**Work to be completed:** Look through the listing and locate every line containing the word "razón"; copy those lines.

**Available data:**
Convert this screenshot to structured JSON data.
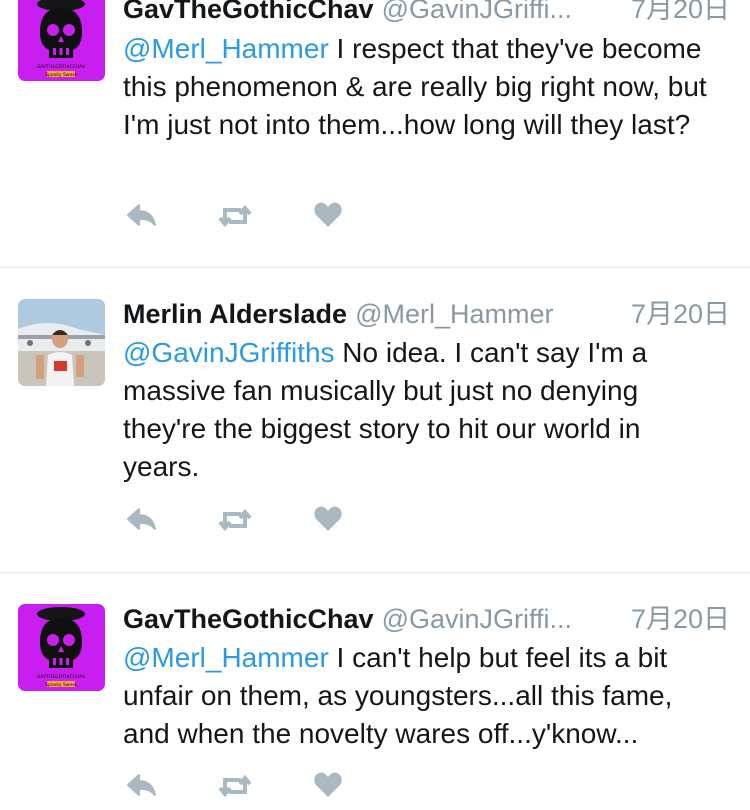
{
  "tweets": [
    {
      "display_name": "GavTheGothicChav",
      "handle": "@GavinJGriffi...",
      "date": "7月20日",
      "mention": "@Merl_Hammer",
      "text": " I respect that they've become this phenomenon & are really big right now, but I'm just not into them...how long will they last?",
      "avatar_text_line1": "GAVTHEGOTHICCHAV",
      "avatar_text_line2": "Spooky Sweet"
    },
    {
      "display_name": "Merlin Alderslade",
      "handle": "@Merl_Hammer",
      "date": "7月20日",
      "mention": "@GavinJGriffiths",
      "text": " No idea. I can't say I'm a massive fan musically but just no denying they're the biggest story to hit our world in years."
    },
    {
      "display_name": "GavTheGothicChav",
      "handle": "@GavinJGriffi...",
      "date": "7月20日",
      "mention": "@Merl_Hammer",
      "text": " I can't help but feel its a bit unfair on them, as youngsters...all this fame, and when the novelty wares off...y'know...",
      "avatar_text_line1": "GAVTHEGOTHICCHAV",
      "avatar_text_line2": "Spooky Sweet"
    }
  ],
  "actions": {
    "reply_icon": "reply-icon",
    "retweet_icon": "retweet-icon",
    "like_icon": "heart-icon"
  },
  "colors": {
    "mention": "#2b9ae6",
    "muted": "#8899a6",
    "icon": "#aab8c2",
    "divider": "#e1e8ed",
    "avatar_bg": "#c81ef0"
  }
}
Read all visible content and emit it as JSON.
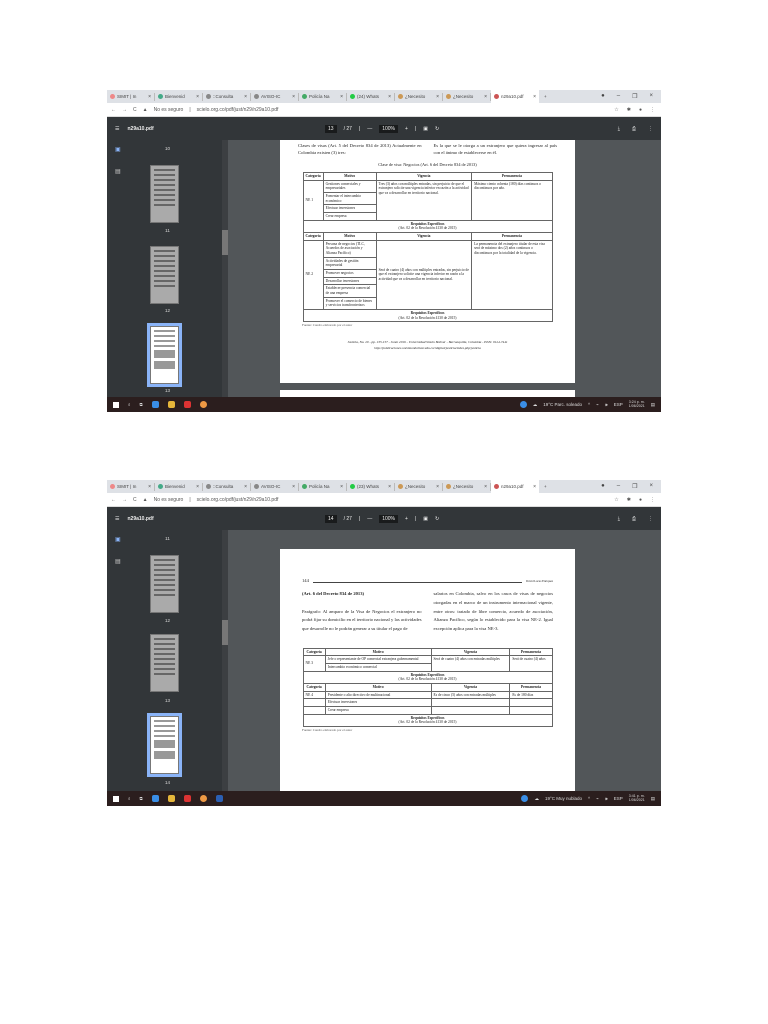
{
  "shot1": {
    "tabs": [
      "SIMIT | In",
      "Bienvenid",
      "::Consulta",
      "AVISO-IC",
      "Policía Na",
      "(24) Whats",
      "¿Necesito",
      "¿Necesito",
      "n29a10.pdf"
    ],
    "url": "scielo.org.co/pdf/just/n29/n29a10.pdf",
    "security": "No es seguro",
    "file": "n29a10.pdf",
    "page": "13",
    "total": "/ 27",
    "zoom": "100%",
    "thumbs": [
      "10",
      "11",
      "12",
      "13"
    ],
    "text_left": "Clases de visas (Art. 5 del Decreto 834 de 2013) Actualmente en Colombia existen (3) tres:",
    "text_right": "Es la que se le otorga a un extranjero que quiera ingresar al país con el ánimo de establecerse en él.",
    "table_title": "Clase de visa: Negocios (Art. 6 del Decreto 834 de 2013)",
    "headers": [
      "Categoría",
      "Motivo",
      "Vigencia",
      "Permanencia"
    ],
    "ne1": {
      "cat": "NE 1",
      "motivos": [
        "Gestiones comerciales y empresariales",
        "Fomentar el intercambio económico",
        "Efectuar inversiones",
        "Crear empresa"
      ],
      "vig": "Tres (3) años con múltiples entradas, sin perjuicio de que el extranjero solicite una vigencia inferior en razón a la actividad que va a desarrollar en territorio nacional.",
      "perm": "Máximo ciento ochenta (180) días continuos o discontinuos por año."
    },
    "req": "Requisitos Específicos",
    "req_ref": "(Art. 02 de la Resolución 4130 de 2015)",
    "ne2": {
      "cat": "NE 2",
      "motivos": [
        "Persona de negocios (TLC, Acuerdos de asociación y Alianza Pacífico)",
        "Actividades de gestión empresarial",
        "Promover negocios",
        "Desarrollar inversiones",
        "Establecer presencia comercial de una empresa",
        "Promover el comercio de bienes y servicios transfronterizos"
      ],
      "vig": "Será de cuatro (4) años con múltiples entradas, sin perjuicio de que el extranjero solicite una vigencia inferior en razón a la actividad que va a desarrollar en territorio nacional.",
      "perm": "La permanencia del extranjero titular de esta visa será de máximo dos (2) años continuos o discontinuos por la totalidad de la vigencia."
    },
    "source": "Fuente: Cuadro elaborado por el autor",
    "footer1": "Justicia, No. 29 - pp. 133-157 - Junio 2016 - Universidad Simón Bolívar - Barranquilla, Colombia - ISSN: 0124-7441",
    "footer2": "http://publicaciones.unisimonbolivar.edu.co/rdigital/justicia/index.php/justicia",
    "weather": "19°C Parc. soleado",
    "lang": "ESP",
    "time": "3:24 p. m.",
    "date": "1/06/2021"
  },
  "shot2": {
    "tabs": [
      "SIMIT | In",
      "Bienvenid",
      "::Consulta",
      "AVISO-IC",
      "Policía Na",
      "(23) Whats",
      "¿Necesito",
      "¿Necesito",
      "n29a10.pdf"
    ],
    "url": "scielo.org.co/pdf/just/n29/n29a10.pdf",
    "security": "No es seguro",
    "file": "n29a10.pdf",
    "page": "14",
    "total": "/ 27",
    "zoom": "100%",
    "thumbs": [
      "11",
      "12",
      "13",
      "14"
    ],
    "page_num": "144",
    "running_head": "David Lucas Enríquez",
    "text_left_head": "(Art. 6 del Decreto 834 de 2013)",
    "text_left": "Parágrafo: Al amparo de la Visa de Negocios el extranjero no podrá fijar su domicilio en el territorio nacional y las actividades que desarrolle no le podrán generar a su titular el pago de",
    "text_right": "salarios en Colombia, salvo en los casos de visas de negocios otorgadas en el marco de un instrumento internacional vigente, entre otros: tratado de libre comercio, acuerdo de asociación, Alianza Pacífico, según lo establecido para la visa NE-2. Igual excepción aplica para la visa NE-3.",
    "headers": [
      "Categoría",
      "Motivo",
      "Vigencia",
      "Permanencia"
    ],
    "ne3": {
      "cat": "NE 3",
      "motivos": [
        "Jefe o representante de OP comercial extranjera gubernamental",
        "Intercambio económico comercial"
      ],
      "vig": "Será de cuatro (4) años con entradas múltiples",
      "perm": "Será de cuatro (4) años"
    },
    "req": "Requisitos Específicos",
    "req_ref": "(Art. 02 de la Resolución 4130 de 2015)",
    "ne4": {
      "cat": "NE 4",
      "motivos": [
        "Presidente o alto directivo de multinacional",
        "Efectuar inversiones",
        "Crear empresa"
      ],
      "vig": "Es de cinco (5) años con entradas múltiples",
      "perm": "Es de 180 días"
    },
    "source": "Fuente: Cuadro elaborado por el autor",
    "weather": "19°C Muy nublado",
    "lang": "ESP",
    "time": "3:41 p. m.",
    "date": "1/06/2021"
  }
}
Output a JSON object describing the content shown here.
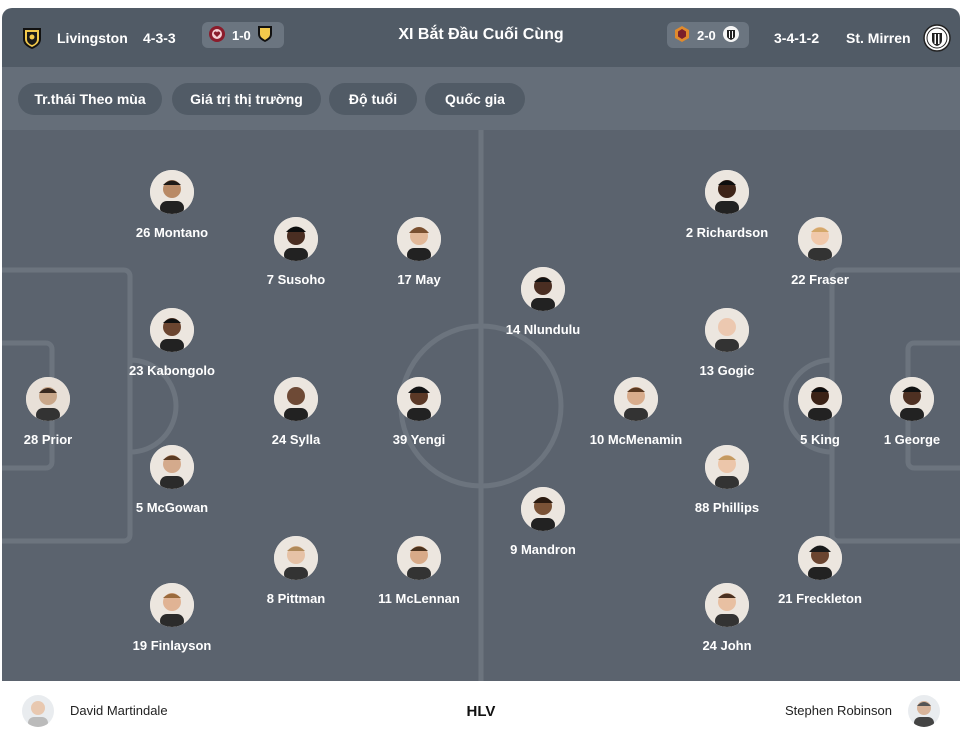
{
  "header": {
    "title": "XI Bắt Đầu Cuối Cùng",
    "home": {
      "name": "Livingston",
      "formation": "4-3-3",
      "last_result": "1-0"
    },
    "away": {
      "name": "St. Mirren",
      "formation": "3-4-1-2",
      "last_result": "2-0"
    }
  },
  "filters": [
    {
      "label": "Tr.thái Theo mùa"
    },
    {
      "label": "Giá trị thị trường"
    },
    {
      "label": "Độ tuổi"
    },
    {
      "label": "Quốc gia"
    }
  ],
  "home_players": [
    {
      "name": "28 Prior"
    },
    {
      "name": "26 Montano"
    },
    {
      "name": "23 Kabongolo"
    },
    {
      "name": "5 McGowan"
    },
    {
      "name": "19 Finlayson"
    },
    {
      "name": "7 Susoho"
    },
    {
      "name": "24 Sylla"
    },
    {
      "name": "8 Pittman"
    },
    {
      "name": "17 May"
    },
    {
      "name": "39 Yengi"
    },
    {
      "name": "11 McLennan"
    }
  ],
  "away_players": [
    {
      "name": "14 Nlundulu"
    },
    {
      "name": "9 Mandron"
    },
    {
      "name": "10 McMenamin"
    },
    {
      "name": "2 Richardson"
    },
    {
      "name": "13 Gogic"
    },
    {
      "name": "88 Phillips"
    },
    {
      "name": "24 John"
    },
    {
      "name": "22 Fraser"
    },
    {
      "name": "5 King"
    },
    {
      "name": "21 Freckleton"
    },
    {
      "name": "1 George"
    }
  ],
  "coaches": {
    "label": "HLV",
    "home": "David Martindale",
    "away": "Stephen Robinson"
  },
  "colors": {
    "header_bg": "#515b66",
    "filter_bar_bg": "#656e79",
    "pitch_bg": "#5b636e",
    "pitch_lines": "#6c747e"
  }
}
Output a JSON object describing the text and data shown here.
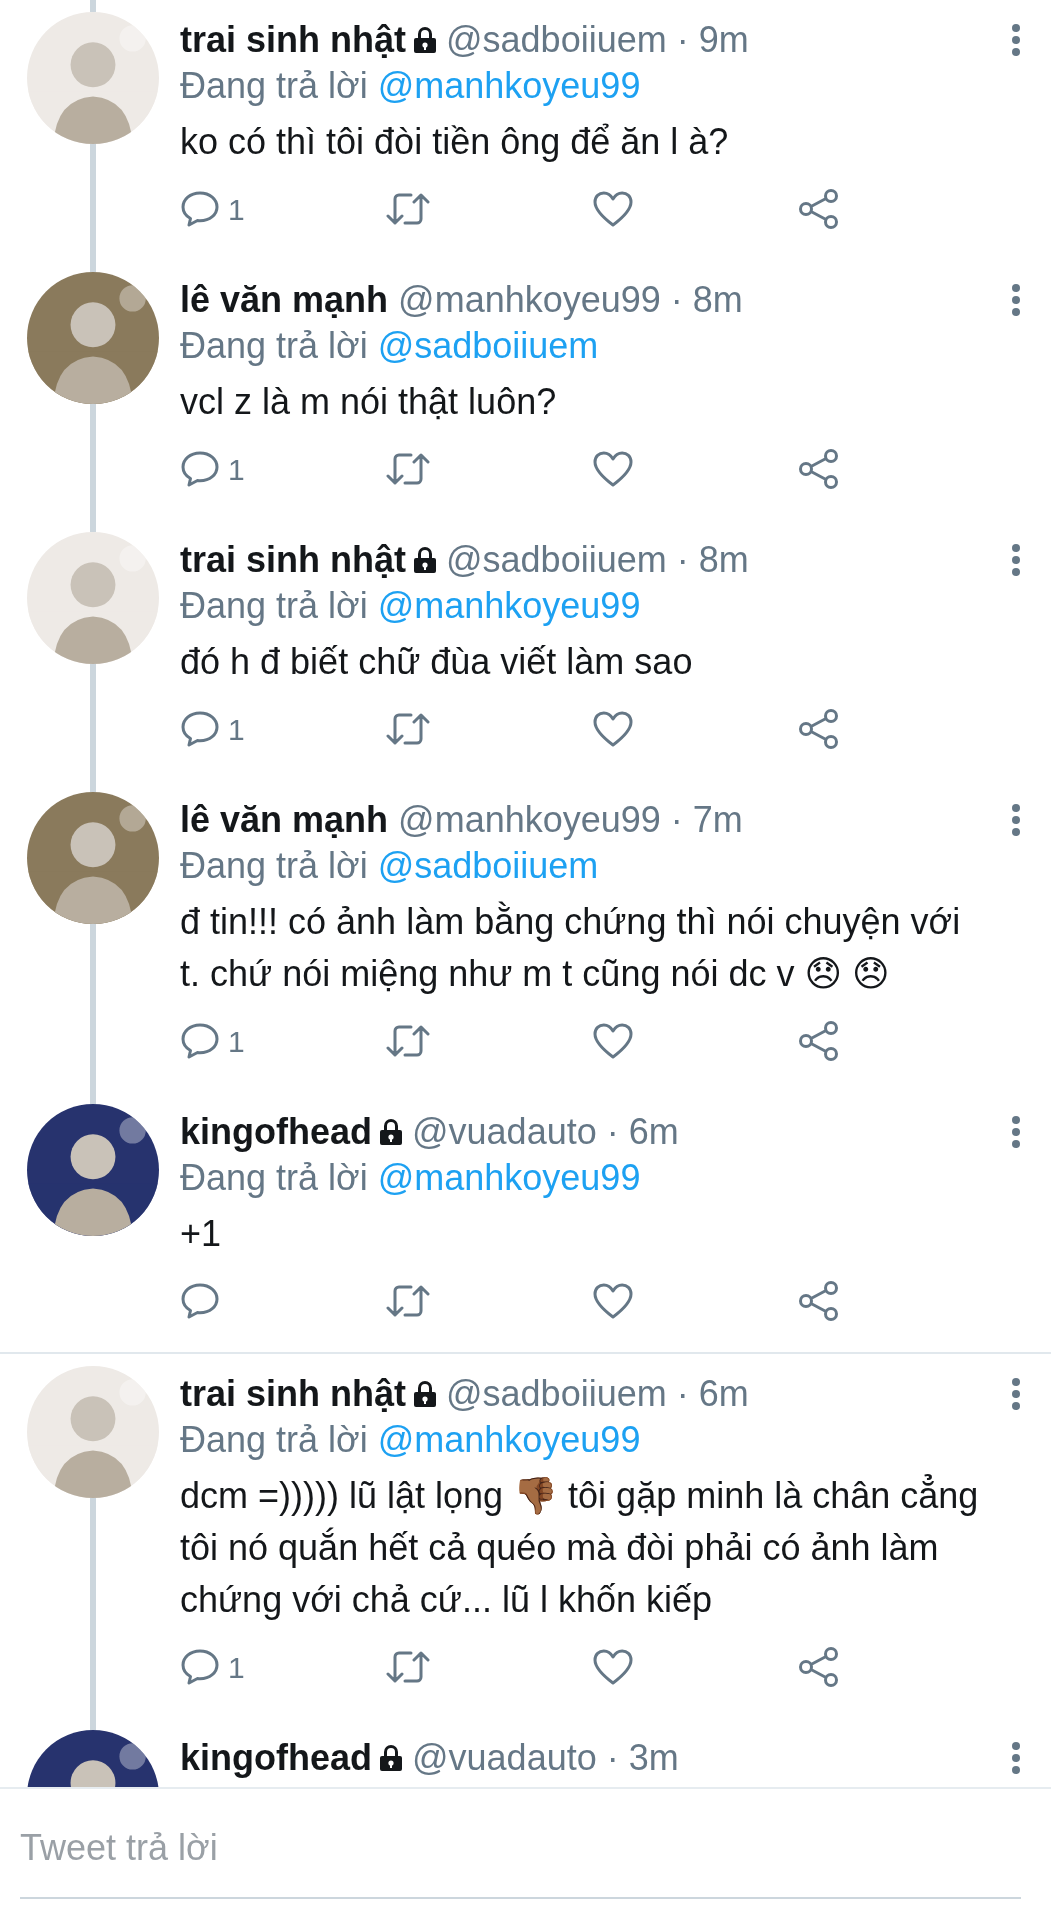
{
  "tweets": [
    {
      "name": "trai sinh nhật",
      "locked": true,
      "handle": "@sadboiiuem",
      "time": "· 9m",
      "replying_label": "Đang trả lời",
      "replying_to": "@manhkoyeu99",
      "text": "ko có thì tôi đòi tiền ông để ăn l à?",
      "replies": "1",
      "line_above": true,
      "line_below": true,
      "divider_below": false
    },
    {
      "name": "lê văn mạnh",
      "locked": false,
      "handle": "@manhkoyeu99",
      "time": "· 8m",
      "replying_label": "Đang trả lời",
      "replying_to": "@sadboiiuem",
      "text": "vcl z là m nói thật luôn?",
      "replies": "1",
      "line_above": true,
      "line_below": true,
      "divider_below": false
    },
    {
      "name": "trai sinh nhật",
      "locked": true,
      "handle": "@sadboiiuem",
      "time": "· 8m",
      "replying_label": "Đang trả lời",
      "replying_to": "@manhkoyeu99",
      "text": "đó h đ biết chữ đùa viết làm sao",
      "replies": "1",
      "line_above": true,
      "line_below": true,
      "divider_below": false
    },
    {
      "name": "lê văn mạnh",
      "locked": false,
      "handle": "@manhkoyeu99",
      "time": "· 7m",
      "replying_label": "Đang trả lời",
      "replying_to": "@sadboiiuem",
      "text": "đ tin!!! có ảnh làm bằng chứng thì nói chuyện với t. chứ nói miệng như m t cũng nói dc v 😞 😞",
      "replies": "1",
      "line_above": true,
      "line_below": true,
      "divider_below": false
    },
    {
      "name": "kingofhead",
      "locked": true,
      "handle": "@vuadauto",
      "time": "· 6m",
      "replying_label": "Đang trả lời",
      "replying_to": "@manhkoyeu99",
      "text": "+1",
      "line_above": true,
      "line_below": false,
      "divider_below": true
    },
    {
      "name": "trai sinh nhật",
      "locked": true,
      "handle": "@sadboiiuem",
      "time": "· 6m",
      "replying_label": "Đang trả lời",
      "replying_to": "@manhkoyeu99",
      "text": "dcm =))))) lũ lật lọng 👎🏾  tôi gặp minh là chân cẳng tôi nó quắn hết cả quéo mà đòi phải có ảnh làm chứng với chả cứ... lũ l khốn kiếp",
      "replies": "1",
      "line_above": false,
      "line_below": true,
      "divider_below": false
    },
    {
      "name": "kingofhead",
      "locked": true,
      "handle": "@vuadauto",
      "time": "· 3m",
      "line_above": true,
      "line_below": false,
      "divider_below": false
    }
  ],
  "reply_bar": {
    "placeholder": "Tweet trả lời"
  }
}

**Completed exercise:**
      "vig": "Tres (3) años con múltiples entradas, sin perjuicio de que el extranjero solicite una vigencia inferior en razón a la actividad que va a desarrollar en territorio nacional.",
      "vig": "Será de cuatro (4) años con múltiples entradas, sin perjuicio de que el extranjero solicite una vigencia inferior en razón a la actividad que va a desarrollar en territorio nacional.",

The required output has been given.